(Figure record listings)
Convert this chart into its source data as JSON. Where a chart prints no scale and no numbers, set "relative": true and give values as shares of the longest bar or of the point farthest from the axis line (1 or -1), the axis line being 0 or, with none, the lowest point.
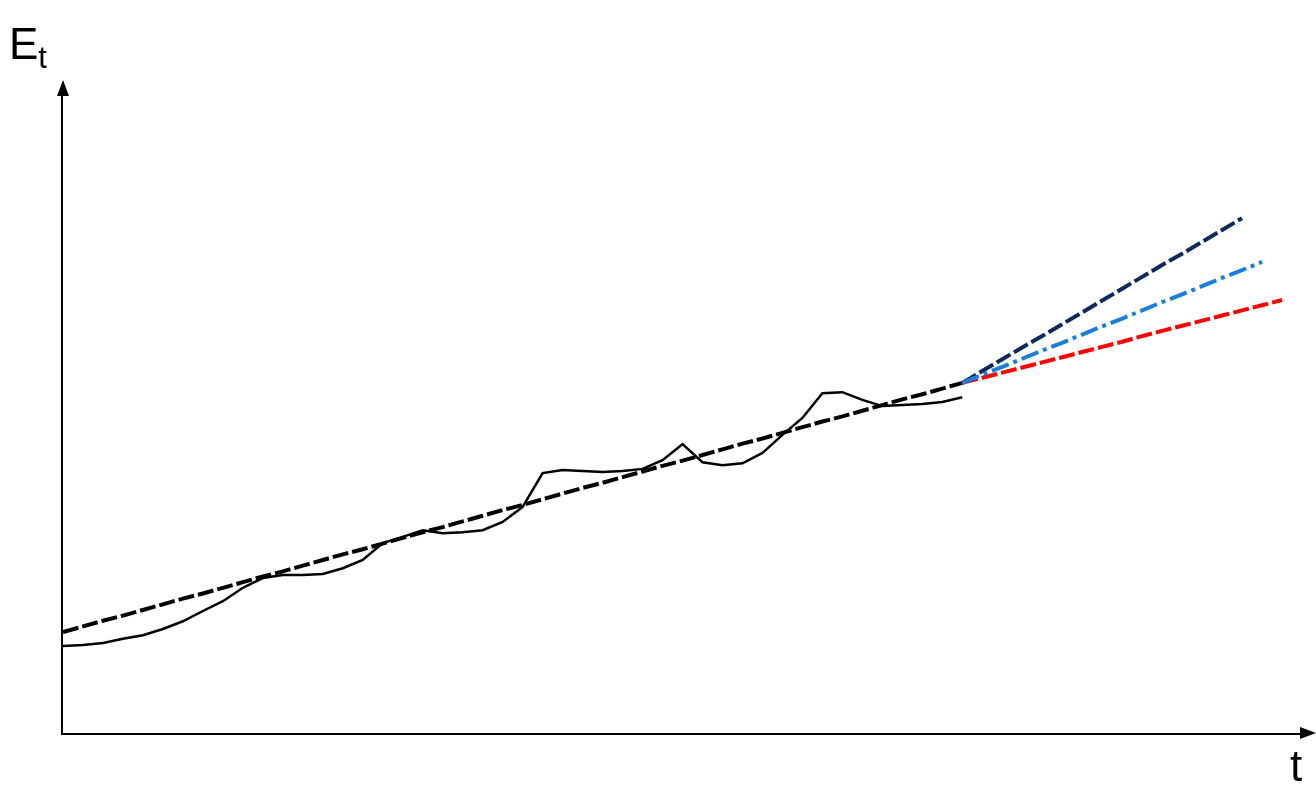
{
  "chart_data": {
    "type": "line",
    "relative": true,
    "xlabel": "t",
    "ylabel": "E$_{t}$",
    "marker": "none",
    "categories": [
      null,
      null,
      null,
      null,
      null,
      null,
      null,
      null,
      null,
      null,
      null,
      null,
      null,
      null,
      null,
      null,
      null,
      null,
      null,
      null,
      null,
      null,
      null,
      null,
      null,
      null,
      null,
      null,
      null,
      null,
      null,
      null,
      null,
      null,
      null,
      null,
      null,
      null,
      null,
      null,
      null,
      null,
      null,
      null,
      null,
      null,
      null,
      null,
      null,
      null,
      null,
      null,
      null,
      null,
      null,
      null,
      null,
      null,
      null,
      null,
      null,
      null
    ],
    "series": [
      {
        "color": "#000000",
        "line_style": "solid",
        "values": [
          0.169,
          0.171,
          0.175,
          0.183,
          0.19,
          0.202,
          0.217,
          0.237,
          0.256,
          0.282,
          0.301,
          0.307,
          0.307,
          0.309,
          0.32,
          0.336,
          0.369,
          0.381,
          0.394,
          0.388,
          0.39,
          0.394,
          0.41,
          0.439,
          0.505,
          0.511,
          0.509,
          0.507,
          0.509,
          0.513,
          0.53,
          0.561,
          0.526,
          0.52,
          0.524,
          0.544,
          0.579,
          0.612,
          0.66,
          0.662,
          0.647,
          0.635,
          0.637,
          0.639,
          0.643,
          0.652,
          null,
          null,
          null,
          null,
          null,
          null,
          null,
          null,
          null,
          null,
          null,
          null,
          null,
          null,
          null,
          null
        ]
      },
      {
        "color": "#000000",
        "line_style": "dashed",
        "values": [
          0.196,
          0.207,
          0.218,
          0.228,
          0.239,
          0.25,
          0.261,
          0.271,
          0.282,
          0.293,
          0.304,
          0.314,
          0.325,
          0.336,
          0.347,
          0.357,
          0.368,
          0.379,
          0.39,
          0.4,
          0.411,
          0.422,
          0.433,
          0.443,
          0.454,
          0.465,
          0.476,
          0.486,
          0.497,
          0.508,
          0.519,
          0.529,
          0.54,
          0.551,
          0.562,
          0.572,
          0.583,
          0.594,
          0.605,
          0.615,
          0.626,
          0.637,
          0.648,
          0.658,
          0.669,
          0.68,
          null,
          null,
          null,
          null,
          null,
          null,
          null,
          null,
          null,
          null,
          null,
          null,
          null,
          null,
          null,
          null
        ]
      },
      {
        "color": "#0d2a5c",
        "line_style": "dashed",
        "values": [
          null,
          null,
          null,
          null,
          null,
          null,
          null,
          null,
          null,
          null,
          null,
          null,
          null,
          null,
          null,
          null,
          null,
          null,
          null,
          null,
          null,
          null,
          null,
          null,
          null,
          null,
          null,
          null,
          null,
          null,
          null,
          null,
          null,
          null,
          null,
          null,
          null,
          null,
          null,
          null,
          null,
          null,
          null,
          null,
          null,
          0.68,
          0.703,
          0.726,
          0.749,
          0.771,
          0.794,
          0.817,
          0.84,
          0.863,
          0.886,
          0.909,
          0.931,
          0.954,
          0.977,
          1.0,
          null,
          null
        ]
      },
      {
        "color": "#ff0000",
        "line_style": "dashed",
        "values": [
          null,
          null,
          null,
          null,
          null,
          null,
          null,
          null,
          null,
          null,
          null,
          null,
          null,
          null,
          null,
          null,
          null,
          null,
          null,
          null,
          null,
          null,
          null,
          null,
          null,
          null,
          null,
          null,
          null,
          null,
          null,
          null,
          null,
          null,
          null,
          null,
          null,
          null,
          null,
          null,
          null,
          null,
          null,
          null,
          null,
          0.68,
          0.69,
          0.7,
          0.71,
          0.72,
          0.73,
          0.74,
          0.75,
          0.76,
          0.771,
          0.781,
          0.791,
          0.801,
          0.811,
          0.821,
          0.831,
          0.841
        ]
      },
      {
        "color": "#1a7fd9",
        "line_style": "dashdot",
        "values": [
          null,
          null,
          null,
          null,
          null,
          null,
          null,
          null,
          null,
          null,
          null,
          null,
          null,
          null,
          null,
          null,
          null,
          null,
          null,
          null,
          null,
          null,
          null,
          null,
          null,
          null,
          null,
          null,
          null,
          null,
          null,
          null,
          null,
          null,
          null,
          null,
          null,
          null,
          null,
          null,
          null,
          null,
          null,
          null,
          null,
          0.68,
          0.696,
          0.711,
          0.727,
          0.743,
          0.758,
          0.774,
          0.79,
          0.805,
          0.821,
          0.837,
          0.852,
          0.868,
          0.884,
          0.899,
          0.915,
          null
        ]
      }
    ]
  }
}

> Exercise
Pull out all lines containing the word "relative" from the entries above.

> Result of the task
Convert this chart into its source data as JSON. Where a chart prints no scale and no numbers, set "relative": true and give values as shares of the longest bar or of the point farthest from the axis line (1 or -1), the axis line being 0 or, with none, the lowest point.
    "relative": true,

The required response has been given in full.